* Begin INFORMATION PROVIDED *

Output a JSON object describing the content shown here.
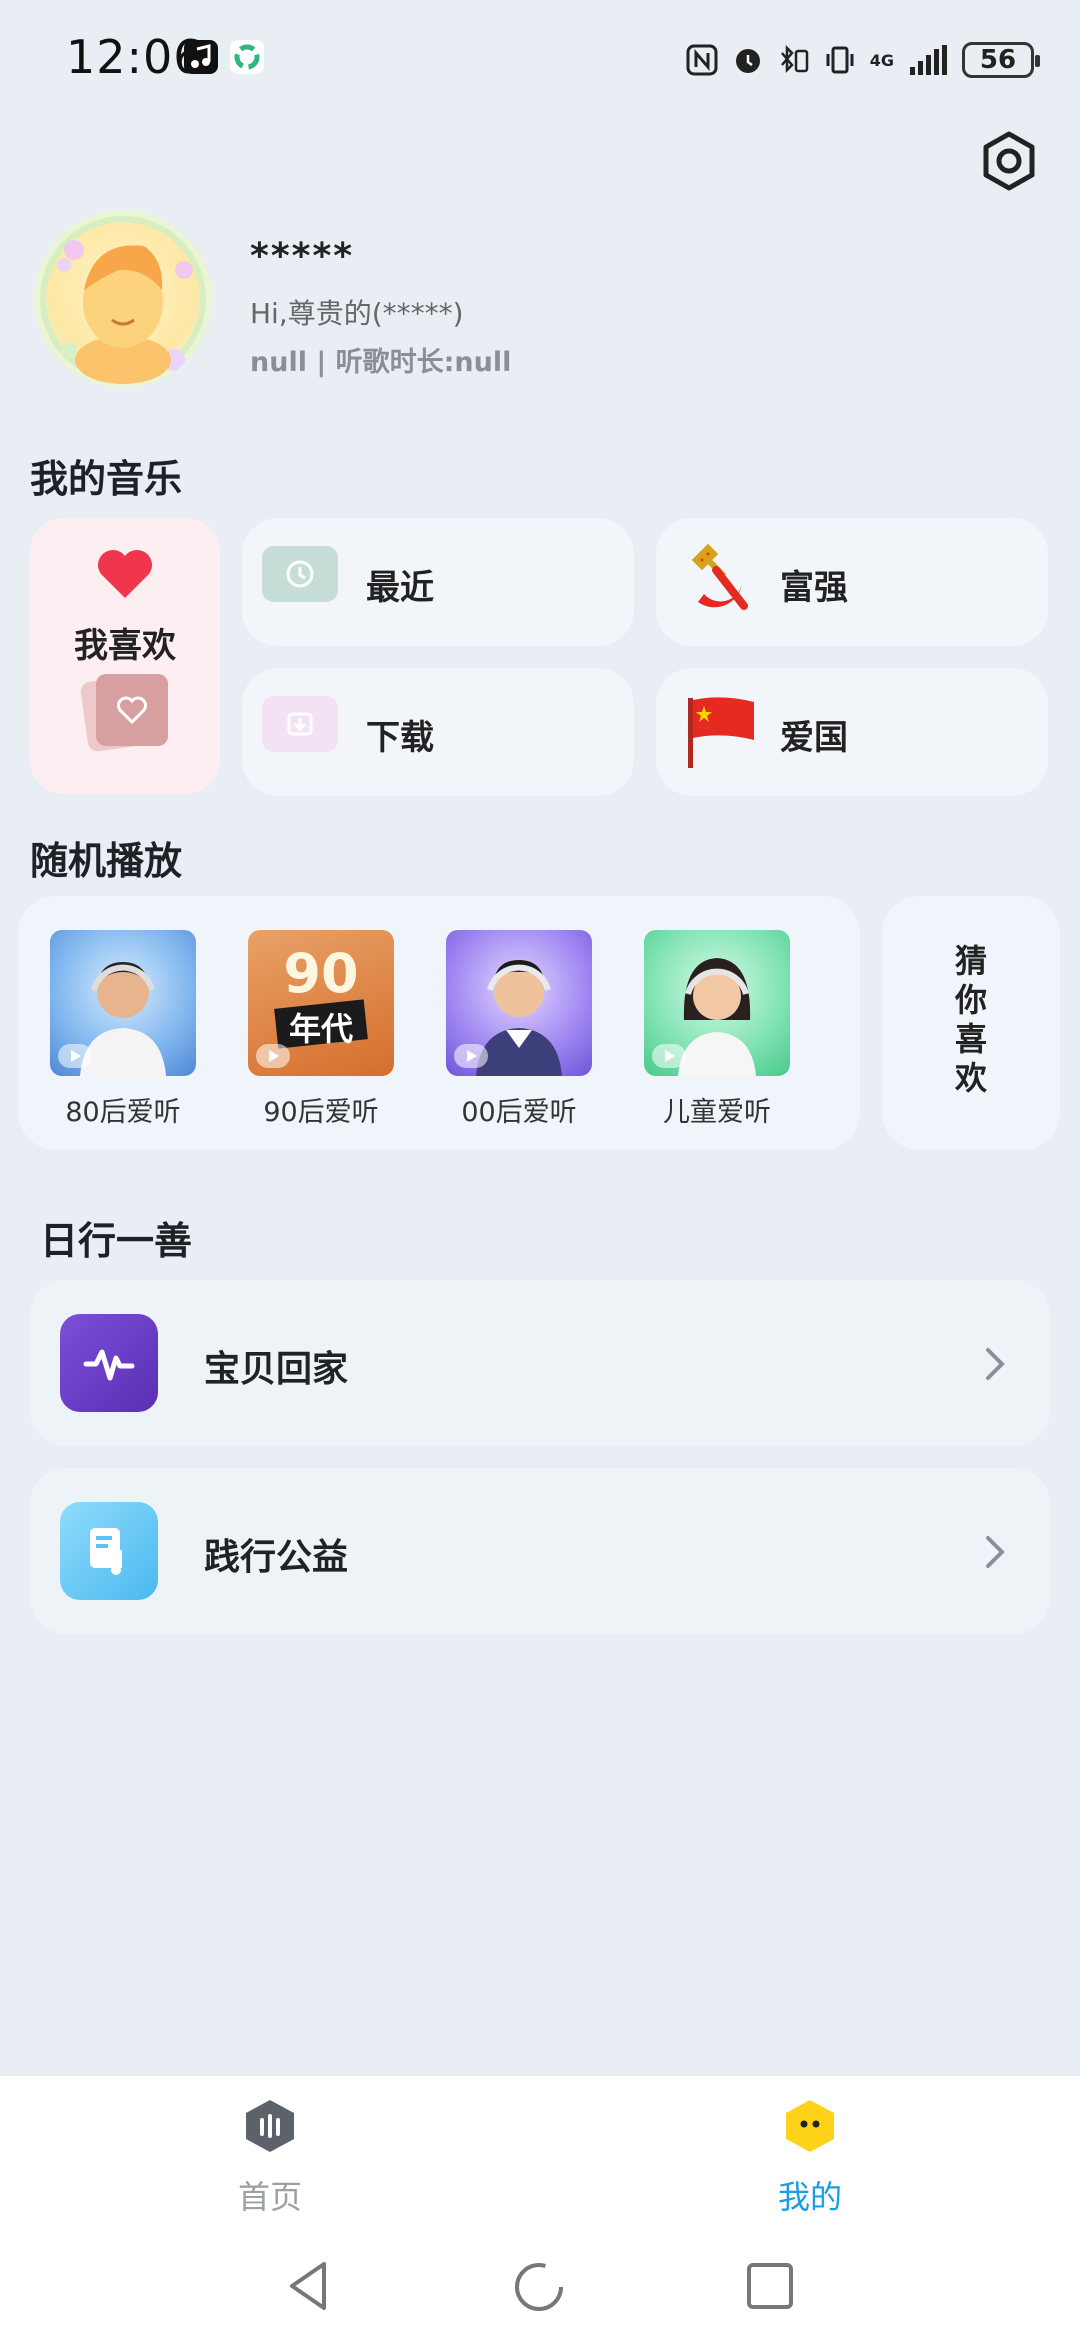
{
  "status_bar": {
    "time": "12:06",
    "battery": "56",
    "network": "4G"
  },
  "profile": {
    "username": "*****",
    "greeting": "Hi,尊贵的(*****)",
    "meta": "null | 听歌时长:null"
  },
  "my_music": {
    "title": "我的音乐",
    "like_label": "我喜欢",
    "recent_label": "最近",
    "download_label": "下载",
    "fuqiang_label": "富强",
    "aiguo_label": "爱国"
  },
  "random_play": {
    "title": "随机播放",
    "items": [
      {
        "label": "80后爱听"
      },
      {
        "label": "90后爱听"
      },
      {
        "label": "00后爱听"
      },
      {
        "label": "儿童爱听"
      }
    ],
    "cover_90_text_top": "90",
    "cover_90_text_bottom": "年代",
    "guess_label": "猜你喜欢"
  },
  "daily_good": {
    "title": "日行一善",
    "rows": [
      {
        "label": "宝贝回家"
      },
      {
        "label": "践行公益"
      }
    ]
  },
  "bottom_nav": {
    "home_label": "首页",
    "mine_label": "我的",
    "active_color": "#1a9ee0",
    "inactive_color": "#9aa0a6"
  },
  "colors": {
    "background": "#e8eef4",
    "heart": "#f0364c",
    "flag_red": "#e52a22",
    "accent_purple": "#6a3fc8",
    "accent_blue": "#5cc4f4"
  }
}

* End INFORMATION PROVIDED *

### DO THIS:
Exact duplication of all the records is required; pictures are omitted from the copy.

### RESPONSE FOR THIS EXERCISE:
Output a JSON object describing the content shown here.
{
  "status_bar": {
    "time": "12:06",
    "battery": "56",
    "network": "4G"
  },
  "profile": {
    "username": "*****",
    "greeting": "Hi,尊贵的(*****)",
    "meta": "null | 听歌时长:null"
  },
  "my_music": {
    "title": "我的音乐",
    "like_label": "我喜欢",
    "recent_label": "最近",
    "download_label": "下载",
    "fuqiang_label": "富强",
    "aiguo_label": "爱国"
  },
  "random_play": {
    "title": "随机播放",
    "items": [
      {
        "label": "80后爱听"
      },
      {
        "label": "90后爱听"
      },
      {
        "label": "00后爱听"
      },
      {
        "label": "儿童爱听"
      }
    ],
    "cover_90_text_top": "90",
    "cover_90_text_bottom": "年代",
    "guess_label": "猜你喜欢"
  },
  "daily_good": {
    "title": "日行一善",
    "rows": [
      {
        "label": "宝贝回家"
      },
      {
        "label": "践行公益"
      }
    ]
  },
  "bottom_nav": {
    "home_label": "首页",
    "mine_label": "我的",
    "active_color": "#1a9ee0",
    "inactive_color": "#9aa0a6"
  },
  "colors": {
    "background": "#e8eef4",
    "heart": "#f0364c",
    "flag_red": "#e52a22",
    "accent_purple": "#6a3fc8",
    "accent_blue": "#5cc4f4"
  }
}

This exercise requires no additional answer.